■ **Exercise aim**: For the listing below, give the number of lines in which "COMPUTER" occurs. Add nothing.
##############################
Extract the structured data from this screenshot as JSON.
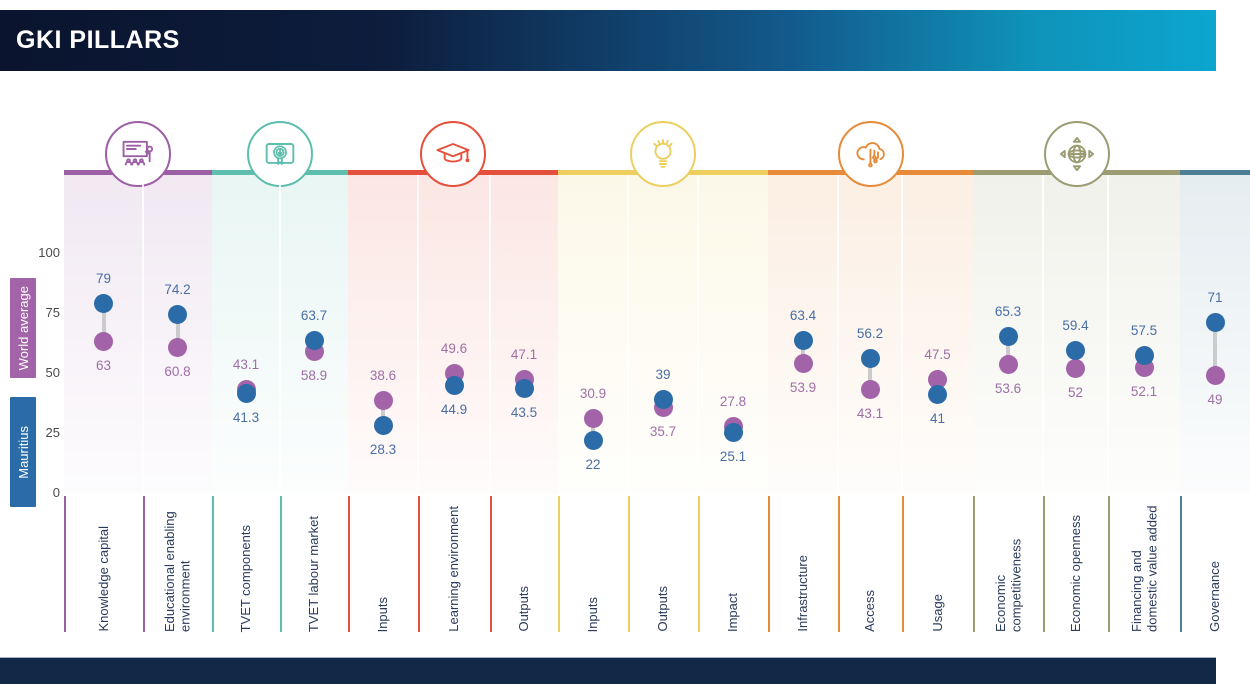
{
  "header": {
    "title": "GKI PILLARS"
  },
  "legend": {
    "world_average": {
      "label": "World average",
      "color": "#a263a8"
    },
    "mauritius": {
      "label": "Mauritius",
      "color": "#2b6ba8"
    }
  },
  "y_axis": {
    "ticks": [
      100,
      75,
      50,
      25,
      0
    ]
  },
  "chart_data": {
    "type": "scatter",
    "variant": "dumbbell-dot-plot",
    "title": "GKI PILLARS",
    "series_names": [
      "World average",
      "Mauritius"
    ],
    "series_colors": {
      "world_average": "#a263a8",
      "mauritius": "#2b6ba8"
    },
    "value_label_colors": {
      "world_average": "#9e6fa6",
      "mauritius": "#4a6fa5"
    },
    "ylim": [
      0,
      100
    ],
    "legend_position": "left",
    "grid": "subtle",
    "pillars": [
      {
        "icon": "classroom-presentation-icon",
        "color": "#9c5fa5",
        "categories": [
          {
            "label": "Knowledge capital",
            "world_average": 63,
            "mauritius": 79
          },
          {
            "label": "Educational enabling environment",
            "world_average": 60.8,
            "mauritius": 74.2
          }
        ]
      },
      {
        "icon": "certificate-icon",
        "color": "#5fbfae",
        "categories": [
          {
            "label": "TVET components",
            "world_average": 43.1,
            "mauritius": 41.3
          },
          {
            "label": "TVET labour market",
            "world_average": 58.9,
            "mauritius": 63.7
          }
        ]
      },
      {
        "icon": "graduation-cap-icon",
        "color": "#e4503c",
        "categories": [
          {
            "label": "Inputs",
            "world_average": 38.6,
            "mauritius": 28.3
          },
          {
            "label": "Learning environment",
            "world_average": 49.6,
            "mauritius": 44.9
          },
          {
            "label": "Outputs",
            "world_average": 47.1,
            "mauritius": 43.5
          }
        ]
      },
      {
        "icon": "lightbulb-icon",
        "color": "#eccf5f",
        "categories": [
          {
            "label": "Inputs",
            "world_average": 30.9,
            "mauritius": 22
          },
          {
            "label": "Outputs",
            "world_average": 35.7,
            "mauritius": 39
          },
          {
            "label": "Impact",
            "world_average": 27.8,
            "mauritius": 25.1
          }
        ]
      },
      {
        "icon": "brain-circuit-icon",
        "color": "#e78b3a",
        "categories": [
          {
            "label": "Infrastructure",
            "world_average": 53.9,
            "mauritius": 63.4
          },
          {
            "label": "Access",
            "world_average": 43.1,
            "mauritius": 56.2
          },
          {
            "label": "Usage",
            "world_average": 47.5,
            "mauritius": 41
          }
        ]
      },
      {
        "icon": "globe-arrows-icon",
        "color": "#9c9c73",
        "categories": [
          {
            "label": "Economic competitiveness",
            "world_average": 53.6,
            "mauritius": 65.3
          },
          {
            "label": "Economic openness",
            "world_average": 52,
            "mauritius": 59.4
          },
          {
            "label": "Financing and domestic value added",
            "world_average": 52.1,
            "mauritius": 57.5
          }
        ]
      },
      {
        "icon": null,
        "color": "#4d7f96",
        "categories": [
          {
            "label": "Governance",
            "world_average": 49,
            "mauritius": 71
          }
        ]
      }
    ]
  }
}
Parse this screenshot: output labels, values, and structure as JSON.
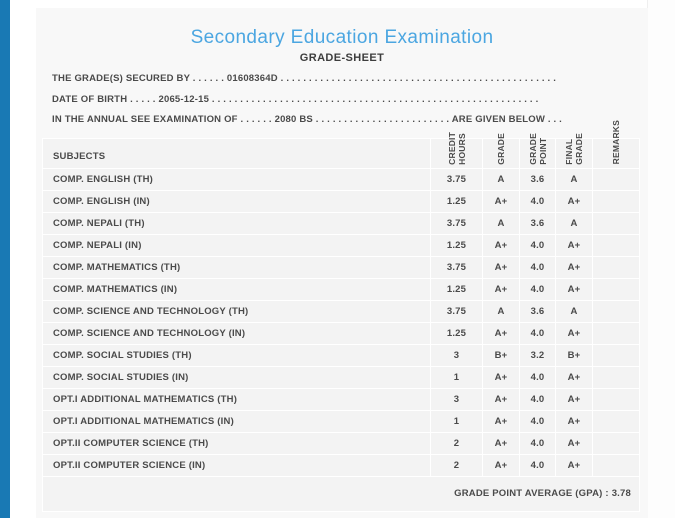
{
  "page": {
    "title": "Secondary Education Examination",
    "subtitle": "GRADE-SHEET"
  },
  "colors": {
    "accent_bar": "#1979b4",
    "title_text": "#4ba6e1",
    "panel_background": "#f8f8f8",
    "cell_background": "#f3f3f3",
    "body_text": "#4a4a4a"
  },
  "student": {
    "symbol_number": "01608364D",
    "date_of_birth": "2065-12-15",
    "examination_year": "2080 BS",
    "info_lines": [
      "THE GRADE(S) SECURED BY . . . . . . 01608364D . . . . . . . . . . . . . . . . . . . . . . . . . . . . . . . . . . . . . . . . . . . . . . . . .",
      "DATE OF BIRTH . . . . . 2065-12-15 . . . . . . . . . . . . . . . . . . . . . . . . . . . . . . . . . . . . . . . . . . . . . . . . . . . . . . . . . .",
      "IN THE ANNUAL SEE EXAMINATION OF . . . . . . 2080 BS . . . . . . . . . . . . . . . . . . . . . . . . ARE GIVEN BELOW . . ."
    ]
  },
  "table": {
    "columns": [
      "SUBJECTS",
      "CREDIT\nHOURS",
      "GRADE",
      "GRADE\nPOINT",
      "FINAL\nGRADE",
      "REMARKS"
    ],
    "rows": [
      {
        "subject": "COMP. ENGLISH (TH)",
        "credit_hours": "3.75",
        "grade": "A",
        "grade_point": "3.6",
        "final_grade": "A",
        "remarks": ""
      },
      {
        "subject": "COMP. ENGLISH (IN)",
        "credit_hours": "1.25",
        "grade": "A+",
        "grade_point": "4.0",
        "final_grade": "A+",
        "remarks": ""
      },
      {
        "subject": "COMP. NEPALI (TH)",
        "credit_hours": "3.75",
        "grade": "A",
        "grade_point": "3.6",
        "final_grade": "A",
        "remarks": ""
      },
      {
        "subject": "COMP. NEPALI (IN)",
        "credit_hours": "1.25",
        "grade": "A+",
        "grade_point": "4.0",
        "final_grade": "A+",
        "remarks": ""
      },
      {
        "subject": "COMP. MATHEMATICS (TH)",
        "credit_hours": "3.75",
        "grade": "A+",
        "grade_point": "4.0",
        "final_grade": "A+",
        "remarks": ""
      },
      {
        "subject": "COMP. MATHEMATICS (IN)",
        "credit_hours": "1.25",
        "grade": "A+",
        "grade_point": "4.0",
        "final_grade": "A+",
        "remarks": ""
      },
      {
        "subject": "COMP. SCIENCE AND TECHNOLOGY (TH)",
        "credit_hours": "3.75",
        "grade": "A",
        "grade_point": "3.6",
        "final_grade": "A",
        "remarks": ""
      },
      {
        "subject": "COMP. SCIENCE AND TECHNOLOGY (IN)",
        "credit_hours": "1.25",
        "grade": "A+",
        "grade_point": "4.0",
        "final_grade": "A+",
        "remarks": ""
      },
      {
        "subject": "COMP. SOCIAL STUDIES (TH)",
        "credit_hours": "3",
        "grade": "B+",
        "grade_point": "3.2",
        "final_grade": "B+",
        "remarks": ""
      },
      {
        "subject": "COMP. SOCIAL STUDIES (IN)",
        "credit_hours": "1",
        "grade": "A+",
        "grade_point": "4.0",
        "final_grade": "A+",
        "remarks": ""
      },
      {
        "subject": "OPT.I ADDITIONAL MATHEMATICS (TH)",
        "credit_hours": "3",
        "grade": "A+",
        "grade_point": "4.0",
        "final_grade": "A+",
        "remarks": ""
      },
      {
        "subject": "OPT.I ADDITIONAL MATHEMATICS (IN)",
        "credit_hours": "1",
        "grade": "A+",
        "grade_point": "4.0",
        "final_grade": "A+",
        "remarks": ""
      },
      {
        "subject": "OPT.II COMPUTER SCIENCE (TH)",
        "credit_hours": "2",
        "grade": "A+",
        "grade_point": "4.0",
        "final_grade": "A+",
        "remarks": ""
      },
      {
        "subject": "OPT.II COMPUTER SCIENCE (IN)",
        "credit_hours": "2",
        "grade": "A+",
        "grade_point": "4.0",
        "final_grade": "A+",
        "remarks": ""
      }
    ],
    "footer": {
      "label": "GRADE POINT AVERAGE (GPA) :",
      "value": "3.78"
    }
  }
}
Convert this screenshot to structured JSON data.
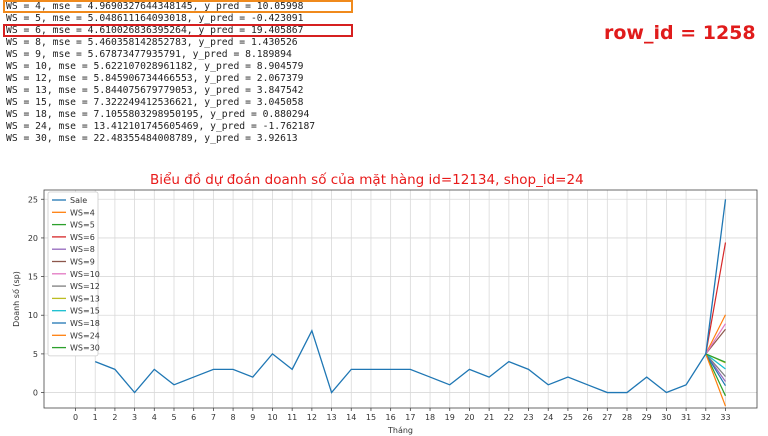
{
  "log_lines": [
    {
      "text": "WS = 4, mse = 4.969032764434814​5, y_pred = 10.05998",
      "highlight": "orange"
    },
    {
      "text": "WS = 5, mse = 5.048611164093018, y_pred = -0.423091",
      "highlight": ""
    },
    {
      "text": "WS = 6, mse = 4.610026836395264, y_pred = 19.405867",
      "highlight": "red"
    },
    {
      "text": "WS = 8, mse = 5.460358142852783, y_pred = 1.430526",
      "highlight": ""
    },
    {
      "text": "WS = 9, mse = 5.67873477935791, y_pred = 8.189894",
      "highlight": ""
    },
    {
      "text": "WS = 10, mse = 5.622107028961182, y_pred = 8.904579",
      "highlight": ""
    },
    {
      "text": "WS = 12, mse = 5.845906734466553, y_pred = 2.067379",
      "highlight": ""
    },
    {
      "text": "WS = 13, mse = 5.844075679779053, y_pred = 3.847542",
      "highlight": ""
    },
    {
      "text": "WS = 15, mse = 7.322249412536621, y_pred = 3.045058",
      "highlight": ""
    },
    {
      "text": "WS = 18, mse = 7.105580329895019​5, y_pred = 0.880294",
      "highlight": ""
    },
    {
      "text": "WS = 24, mse = 13.412101745605469, y_pred = -1.762187",
      "highlight": ""
    },
    {
      "text": "WS = 30, mse = 22.48355484008789, y_pred = 3.92613",
      "highlight": ""
    }
  ],
  "row_id_label": "row_id = 1258",
  "chart_title": "Biểu đồ dự đoán doanh số của mặt hàng id=12134, shop_id=24",
  "chart_data": {
    "type": "line",
    "title": "Biểu đồ dự đoán doanh số của mặt hàng id=12134, shop_id=24",
    "xlabel": "Tháng",
    "ylabel": "Doanh số (sp)",
    "x": [
      0,
      1,
      2,
      3,
      4,
      5,
      6,
      7,
      8,
      9,
      10,
      11,
      12,
      13,
      14,
      15,
      16,
      17,
      18,
      19,
      20,
      21,
      22,
      23,
      24,
      25,
      26,
      27,
      28,
      29,
      30,
      31,
      32,
      33
    ],
    "xlim": [
      -1.6,
      34.6
    ],
    "ylim": [
      -2.0,
      26.2
    ],
    "yticks": [
      0,
      5,
      10,
      15,
      20,
      25
    ],
    "grid": true,
    "legend_position": "top-left",
    "sale": {
      "name": "Sale",
      "x": [
        1,
        2,
        3,
        4,
        5,
        6,
        7,
        8,
        9,
        10,
        11,
        12,
        13,
        14,
        15,
        16,
        17,
        18,
        19,
        20,
        21,
        22,
        23,
        24,
        25,
        26,
        27,
        28,
        29,
        30,
        31,
        32,
        33
      ],
      "values": [
        4,
        3,
        0,
        3,
        1,
        2,
        3,
        3,
        2,
        5,
        3,
        8,
        0,
        3,
        3,
        3,
        3,
        2,
        1,
        3,
        2,
        4,
        3,
        1,
        2,
        1,
        0,
        0,
        2,
        0,
        1,
        5,
        25
      ]
    },
    "prediction_start": {
      "x": 32,
      "y": 5
    },
    "predictions": [
      {
        "name": "WS=4",
        "y_pred": 10.05998
      },
      {
        "name": "WS=5",
        "y_pred": -0.423091
      },
      {
        "name": "WS=6",
        "y_pred": 19.405867
      },
      {
        "name": "WS=8",
        "y_pred": 1.430526
      },
      {
        "name": "WS=9",
        "y_pred": 8.189894
      },
      {
        "name": "WS=10",
        "y_pred": 8.904579
      },
      {
        "name": "WS=12",
        "y_pred": 2.067379
      },
      {
        "name": "WS=13",
        "y_pred": 3.847542
      },
      {
        "name": "WS=15",
        "y_pred": 3.045058
      },
      {
        "name": "WS=18",
        "y_pred": 0.880294
      },
      {
        "name": "WS=24",
        "y_pred": -1.762187
      },
      {
        "name": "WS=30",
        "y_pred": 3.92613
      }
    ],
    "colors": [
      "#1f77b4",
      "#ff7f0e",
      "#2ca02c",
      "#d62728",
      "#9467bd",
      "#8c564b",
      "#e377c2",
      "#7f7f7f",
      "#bcbd22",
      "#17becf",
      "#1f77b4",
      "#ff7f0e",
      "#2ca02c"
    ]
  }
}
##############################
■ **Exercise output**: 2